- WHAT YOU SHOULD DO:
Reproduce the material in full, unchanged.

## start RAW RECORDS

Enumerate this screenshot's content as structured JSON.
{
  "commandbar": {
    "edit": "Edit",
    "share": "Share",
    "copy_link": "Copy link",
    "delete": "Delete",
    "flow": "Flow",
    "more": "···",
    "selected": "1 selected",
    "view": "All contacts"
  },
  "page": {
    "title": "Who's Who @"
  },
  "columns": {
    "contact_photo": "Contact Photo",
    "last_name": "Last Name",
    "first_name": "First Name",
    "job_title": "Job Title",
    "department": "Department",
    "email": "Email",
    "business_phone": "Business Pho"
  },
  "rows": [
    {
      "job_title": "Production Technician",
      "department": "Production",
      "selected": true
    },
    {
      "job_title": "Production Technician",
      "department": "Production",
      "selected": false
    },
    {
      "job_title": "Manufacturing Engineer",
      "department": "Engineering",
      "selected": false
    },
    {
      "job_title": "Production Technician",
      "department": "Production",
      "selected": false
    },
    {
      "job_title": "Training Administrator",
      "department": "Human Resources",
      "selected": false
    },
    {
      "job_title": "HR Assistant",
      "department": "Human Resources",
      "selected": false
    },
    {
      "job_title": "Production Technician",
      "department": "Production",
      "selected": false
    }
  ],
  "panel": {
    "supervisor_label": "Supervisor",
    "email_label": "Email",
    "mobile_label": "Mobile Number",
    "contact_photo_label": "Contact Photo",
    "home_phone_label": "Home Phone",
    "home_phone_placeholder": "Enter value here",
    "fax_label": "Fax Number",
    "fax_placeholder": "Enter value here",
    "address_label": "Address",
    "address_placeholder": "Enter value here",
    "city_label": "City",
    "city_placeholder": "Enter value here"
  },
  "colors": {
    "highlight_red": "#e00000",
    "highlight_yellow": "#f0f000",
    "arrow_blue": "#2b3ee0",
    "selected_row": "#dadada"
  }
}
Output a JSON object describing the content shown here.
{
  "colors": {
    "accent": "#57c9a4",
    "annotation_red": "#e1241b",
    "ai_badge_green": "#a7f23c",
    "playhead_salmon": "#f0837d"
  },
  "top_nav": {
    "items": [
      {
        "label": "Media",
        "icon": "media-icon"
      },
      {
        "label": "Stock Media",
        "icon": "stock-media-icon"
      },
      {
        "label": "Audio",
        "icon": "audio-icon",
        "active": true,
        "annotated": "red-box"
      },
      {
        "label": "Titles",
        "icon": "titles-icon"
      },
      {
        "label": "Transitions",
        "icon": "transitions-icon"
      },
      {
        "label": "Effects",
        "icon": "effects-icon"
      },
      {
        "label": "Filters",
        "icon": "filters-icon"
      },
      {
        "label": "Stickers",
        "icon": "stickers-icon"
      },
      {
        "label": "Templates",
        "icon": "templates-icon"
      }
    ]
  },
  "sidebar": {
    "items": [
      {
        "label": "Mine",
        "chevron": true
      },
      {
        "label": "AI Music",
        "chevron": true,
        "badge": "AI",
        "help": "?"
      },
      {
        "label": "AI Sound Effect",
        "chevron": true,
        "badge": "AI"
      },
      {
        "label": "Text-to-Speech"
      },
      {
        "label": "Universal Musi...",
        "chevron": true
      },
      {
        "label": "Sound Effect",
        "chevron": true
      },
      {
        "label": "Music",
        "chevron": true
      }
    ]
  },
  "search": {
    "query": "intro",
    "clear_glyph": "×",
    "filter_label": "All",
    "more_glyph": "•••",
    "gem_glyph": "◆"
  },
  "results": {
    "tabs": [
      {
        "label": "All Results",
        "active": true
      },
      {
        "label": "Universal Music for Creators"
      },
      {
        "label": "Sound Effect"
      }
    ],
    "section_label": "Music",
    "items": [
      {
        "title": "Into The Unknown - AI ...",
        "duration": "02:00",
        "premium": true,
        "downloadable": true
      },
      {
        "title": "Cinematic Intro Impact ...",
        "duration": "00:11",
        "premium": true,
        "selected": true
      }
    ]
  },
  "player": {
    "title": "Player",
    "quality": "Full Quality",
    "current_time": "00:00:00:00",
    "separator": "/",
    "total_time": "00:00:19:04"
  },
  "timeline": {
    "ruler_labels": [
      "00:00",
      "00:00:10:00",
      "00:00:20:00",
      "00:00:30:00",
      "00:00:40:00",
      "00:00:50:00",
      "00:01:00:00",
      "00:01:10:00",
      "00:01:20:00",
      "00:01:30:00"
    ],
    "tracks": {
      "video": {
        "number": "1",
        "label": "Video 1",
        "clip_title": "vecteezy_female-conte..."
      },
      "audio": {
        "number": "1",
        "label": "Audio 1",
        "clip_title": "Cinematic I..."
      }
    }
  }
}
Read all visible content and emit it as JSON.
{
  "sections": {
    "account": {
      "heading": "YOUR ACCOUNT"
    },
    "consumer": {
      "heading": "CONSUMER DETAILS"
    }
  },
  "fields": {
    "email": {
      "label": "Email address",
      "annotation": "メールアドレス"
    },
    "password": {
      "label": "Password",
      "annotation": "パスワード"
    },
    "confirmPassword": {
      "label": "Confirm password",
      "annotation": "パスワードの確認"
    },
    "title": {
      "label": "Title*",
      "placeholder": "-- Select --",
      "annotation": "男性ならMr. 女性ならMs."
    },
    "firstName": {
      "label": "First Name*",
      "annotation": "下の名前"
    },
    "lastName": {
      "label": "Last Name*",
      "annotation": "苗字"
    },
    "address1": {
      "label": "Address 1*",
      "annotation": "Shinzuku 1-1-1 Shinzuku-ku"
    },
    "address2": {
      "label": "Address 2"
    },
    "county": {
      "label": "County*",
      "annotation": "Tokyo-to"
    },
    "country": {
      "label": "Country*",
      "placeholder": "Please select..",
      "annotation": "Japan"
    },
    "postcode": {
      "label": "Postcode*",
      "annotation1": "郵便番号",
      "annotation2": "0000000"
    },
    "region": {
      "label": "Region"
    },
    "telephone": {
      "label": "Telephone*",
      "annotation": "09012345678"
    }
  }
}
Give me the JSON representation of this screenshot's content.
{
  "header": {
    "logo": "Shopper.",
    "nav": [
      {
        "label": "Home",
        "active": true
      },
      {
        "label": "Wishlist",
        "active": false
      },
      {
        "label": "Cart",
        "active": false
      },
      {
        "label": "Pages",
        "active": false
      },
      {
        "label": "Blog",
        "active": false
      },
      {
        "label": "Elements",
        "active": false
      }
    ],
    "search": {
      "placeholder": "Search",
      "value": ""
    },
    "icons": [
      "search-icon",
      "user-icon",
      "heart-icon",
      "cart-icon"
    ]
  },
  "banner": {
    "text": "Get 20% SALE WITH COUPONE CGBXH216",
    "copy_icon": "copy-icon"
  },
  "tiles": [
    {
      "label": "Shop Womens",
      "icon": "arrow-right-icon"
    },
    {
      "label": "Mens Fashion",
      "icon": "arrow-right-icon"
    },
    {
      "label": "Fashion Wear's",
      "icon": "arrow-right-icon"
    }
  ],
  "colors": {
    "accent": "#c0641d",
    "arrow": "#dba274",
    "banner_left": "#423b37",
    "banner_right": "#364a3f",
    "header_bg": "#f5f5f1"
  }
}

## end RAW RECORDS

- FINISHED TASK:
Enumerate this screenshot's content as structured JSON.
{
  "commandbar": {
    "edit": "Edit",
    "share": "Share",
    "copy_link": "Copy link",
    "delete": "Delete",
    "flow": "Flow",
    "more": "···",
    "selected": "1 selected",
    "view": "All contacts"
  },
  "page": {
    "title": "Who's Who @"
  },
  "columns": {
    "contact_photo": "Contact Photo",
    "last_name": "Last Name",
    "first_name": "First Name",
    "job_title": "Job Title",
    "department": "Department",
    "email": "Email",
    "business_phone": "Business Pho"
  },
  "rows": [
    {
      "job_title": "Production Technician",
      "department": "Production",
      "selected": true
    },
    {
      "job_title": "Production Technician",
      "department": "Production",
      "selected": false
    },
    {
      "job_title": "Manufacturing Engineer",
      "department": "Engineering",
      "selected": false
    },
    {
      "job_title": "Production Technician",
      "department": "Production",
      "selected": false
    },
    {
      "job_title": "Training Administrator",
      "department": "Human Resources",
      "selected": false
    },
    {
      "job_title": "HR Assistant",
      "department": "Human Resources",
      "selected": false
    },
    {
      "job_title": "Production Technician",
      "department": "Production",
      "selected": false
    }
  ],
  "panel": {
    "supervisor_label": "Supervisor",
    "email_label": "Email",
    "mobile_label": "Mobile Number",
    "contact_photo_label": "Contact Photo",
    "home_phone_label": "Home Phone",
    "home_phone_placeholder": "Enter value here",
    "fax_label": "Fax Number",
    "fax_placeholder": "Enter value here",
    "address_label": "Address",
    "address_placeholder": "Enter value here",
    "city_label": "City",
    "city_placeholder": "Enter value here"
  },
  "colors": {
    "highlight_red": "#e00000",
    "highlight_yellow": "#f0f000",
    "arrow_blue": "#2b3ee0",
    "selected_row": "#dadada"
  }
}
Output a JSON object describing the content shown here.
{
  "colors": {
    "accent": "#57c9a4",
    "annotation_red": "#e1241b",
    "ai_badge_green": "#a7f23c",
    "playhead_salmon": "#f0837d"
  },
  "top_nav": {
    "items": [
      {
        "label": "Media",
        "icon": "media-icon"
      },
      {
        "label": "Stock Media",
        "icon": "stock-media-icon"
      },
      {
        "label": "Audio",
        "icon": "audio-icon",
        "active": true,
        "annotated": "red-box"
      },
      {
        "label": "Titles",
        "icon": "titles-icon"
      },
      {
        "label": "Transitions",
        "icon": "transitions-icon"
      },
      {
        "label": "Effects",
        "icon": "effects-icon"
      },
      {
        "label": "Filters",
        "icon": "filters-icon"
      },
      {
        "label": "Stickers",
        "icon": "stickers-icon"
      },
      {
        "label": "Templates",
        "icon": "templates-icon"
      }
    ]
  },
  "sidebar": {
    "items": [
      {
        "label": "Mine",
        "chevron": true
      },
      {
        "label": "AI Music",
        "chevron": true,
        "badge": "AI",
        "help": "?"
      },
      {
        "label": "AI Sound Effect",
        "chevron": true,
        "badge": "AI"
      },
      {
        "label": "Text-to-Speech"
      },
      {
        "label": "Universal Musi...",
        "chevron": true
      },
      {
        "label": "Sound Effect",
        "chevron": true
      },
      {
        "label": "Music",
        "chevron": true
      }
    ]
  },
  "search": {
    "query": "intro",
    "clear_glyph": "×",
    "filter_label": "All",
    "more_glyph": "•••",
    "gem_glyph": "◆"
  },
  "results": {
    "tabs": [
      {
        "label": "All Results",
        "active": true
      },
      {
        "label": "Universal Music for Creators"
      },
      {
        "label": "Sound Effect"
      }
    ],
    "section_label": "Music",
    "items": [
      {
        "title": "Into The Unknown - AI ...",
        "duration": "02:00",
        "premium": true,
        "downloadable": true
      },
      {
        "title": "Cinematic Intro Impact ...",
        "duration": "00:11",
        "premium": true,
        "selected": true
      }
    ]
  },
  "player": {
    "title": "Player",
    "quality": "Full Quality",
    "current_time": "00:00:00:00",
    "separator": "/",
    "total_time": "00:00:19:04"
  },
  "timeline": {
    "ruler_labels": [
      "00:00",
      "00:00:10:00",
      "00:00:20:00",
      "00:00:30:00",
      "00:00:40:00",
      "00:00:50:00",
      "00:01:00:00",
      "00:01:10:00",
      "00:01:20:00",
      "00:01:30:00"
    ],
    "tracks": {
      "video": {
        "number": "1",
        "label": "Video 1",
        "clip_title": "vecteezy_female-conte..."
      },
      "audio": {
        "number": "1",
        "label": "Audio 1",
        "clip_title": "Cinematic I..."
      }
    }
  }
}
Read all visible content and emit it as JSON.
{
  "sections": {
    "account": {
      "heading": "YOUR ACCOUNT"
    },
    "consumer": {
      "heading": "CONSUMER DETAILS"
    }
  },
  "fields": {
    "email": {
      "label": "Email address",
      "annotation": "メールアドレス"
    },
    "password": {
      "label": "Password",
      "annotation": "パスワード"
    },
    "confirmPassword": {
      "label": "Confirm password",
      "annotation": "パスワードの確認"
    },
    "title": {
      "label": "Title*",
      "placeholder": "-- Select --",
      "annotation": "男性ならMr. 女性ならMs."
    },
    "firstName": {
      "label": "First Name*",
      "annotation": "下の名前"
    },
    "lastName": {
      "label": "Last Name*",
      "annotation": "苗字"
    },
    "address1": {
      "label": "Address 1*",
      "annotation": "Shinzuku 1-1-1 Shinzuku-ku"
    },
    "address2": {
      "label": "Address 2"
    },
    "county": {
      "label": "County*",
      "annotation": "Tokyo-to"
    },
    "country": {
      "label": "Country*",
      "placeholder": "Please select..",
      "annotation": "Japan"
    },
    "postcode": {
      "label": "Postcode*",
      "annotation1": "郵便番号",
      "annotation2": "0000000"
    },
    "region": {
      "label": "Region"
    },
    "telephone": {
      "label": "Telephone*",
      "annotation": "09012345678"
    }
  }
}
Give me the JSON representation of this screenshot's content.
{
  "header": {
    "logo": "Shopper.",
    "nav": [
      {
        "label": "Home",
        "active": true
      },
      {
        "label": "Wishlist",
        "active": false
      },
      {
        "label": "Cart",
        "active": false
      },
      {
        "label": "Pages",
        "active": false
      },
      {
        "label": "Blog",
        "active": false
      },
      {
        "label": "Elements",
        "active": false
      }
    ],
    "search": {
      "placeholder": "Search",
      "value": ""
    },
    "icons": [
      "search-icon",
      "user-icon",
      "heart-icon",
      "cart-icon"
    ]
  },
  "banner": {
    "text": "Get 20% SALE WITH COUPONE CGBXH216",
    "copy_icon": "copy-icon"
  },
  "tiles": [
    {
      "label": "Shop Womens",
      "icon": "arrow-right-icon"
    },
    {
      "label": "Mens Fashion",
      "icon": "arrow-right-icon"
    },
    {
      "label": "Fashion Wear's",
      "icon": "arrow-right-icon"
    }
  ],
  "colors": {
    "accent": "#c0641d",
    "arrow": "#dba274",
    "banner_left": "#423b37",
    "banner_right": "#364a3f",
    "header_bg": "#f5f5f1"
  }
}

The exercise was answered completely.